Collection entries:

>> Begin

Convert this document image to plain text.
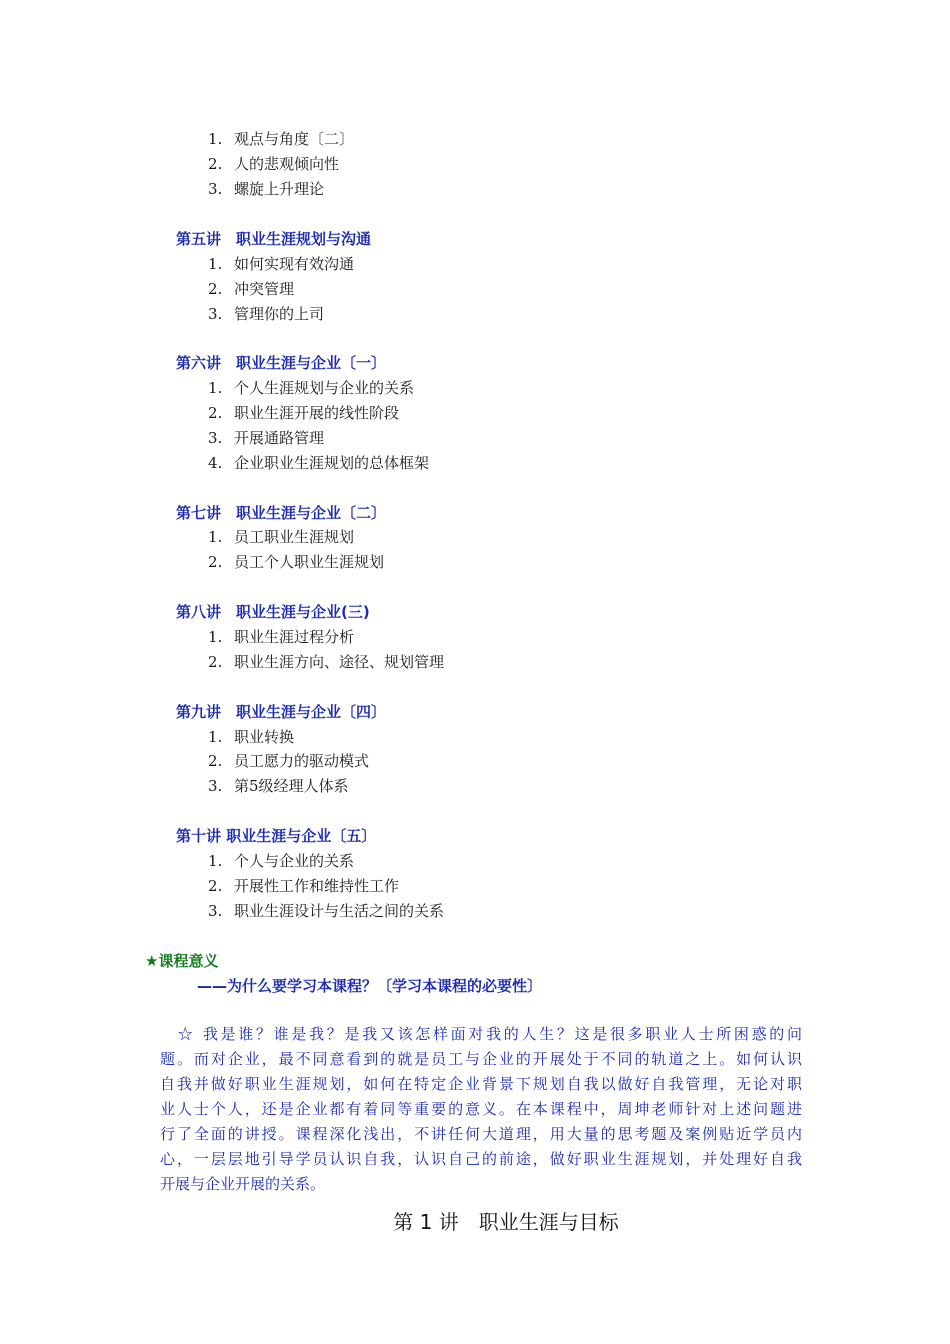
1. 观点与角度〔二〕
2. 人的悲观倾向性
3. 螺旋上升理论
第五讲　职业生涯规划与沟通
1. 如何实现有效沟通
2. 冲突管理
3. 管理你的上司
第六讲　职业生涯与企业〔一〕
1. 个人生涯规划与企业的关系
2. 职业生涯开展的线性阶段
3. 开展通路管理
4. 企业职业生涯规划的总体框架
第七讲　职业生涯与企业〔二〕
1. 员工职业生涯规划
2. 员工个人职业生涯规划
第八讲　职业生涯与企业(三)
1. 职业生涯过程分析
2. 职业生涯方向、途径、规划管理
第九讲　职业生涯与企业〔四〕
1. 职业转换
2. 员工愿力的驱动模式
3. 第5级经理人体系
第十讲 职业生涯与企业〔五〕
1. 个人与企业的关系
2. 开展性工作和维持性工作
3. 职业生涯设计与生活之间的关系
★课程意义
——为什么要学习本课程？〔学习本课程的必要性〕
　☆ 我是谁？谁是我？是我又该怎样面对我的人生？这是很多职业人士所困惑的问
题。而对企业，最不同意看到的就是员工与企业的开展处于不同的轨道之上。如何认识
自我并做好职业生涯规划，如何在特定企业背景下规划自我以做好自我管理，无论对职
业人士个人，还是企业都有着同等重要的意义。在本课程中，周坤老师针对上述问题进
行了全面的讲授。课程深化浅出，不讲任何大道理，用大量的思考题及案例贴近学员内
心，一层层地引导学员认识自我，认识自己的前途，做好职业生涯规划，并处理好自我
开展与企业开展的关系。
第 1 讲　职业生涯与目标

>> End

_PROBLEM TO SOLVE_:
Which lines of the material contain the string "职业生涯与企业"? List each of them.

_FULL ANSWER_:
第六讲　职业生涯与企业〔一〕
第七讲　职业生涯与企业〔二〕
第八讲　职业生涯与企业(三)
第九讲　职业生涯与企业〔四〕
第十讲 职业生涯与企业〔五〕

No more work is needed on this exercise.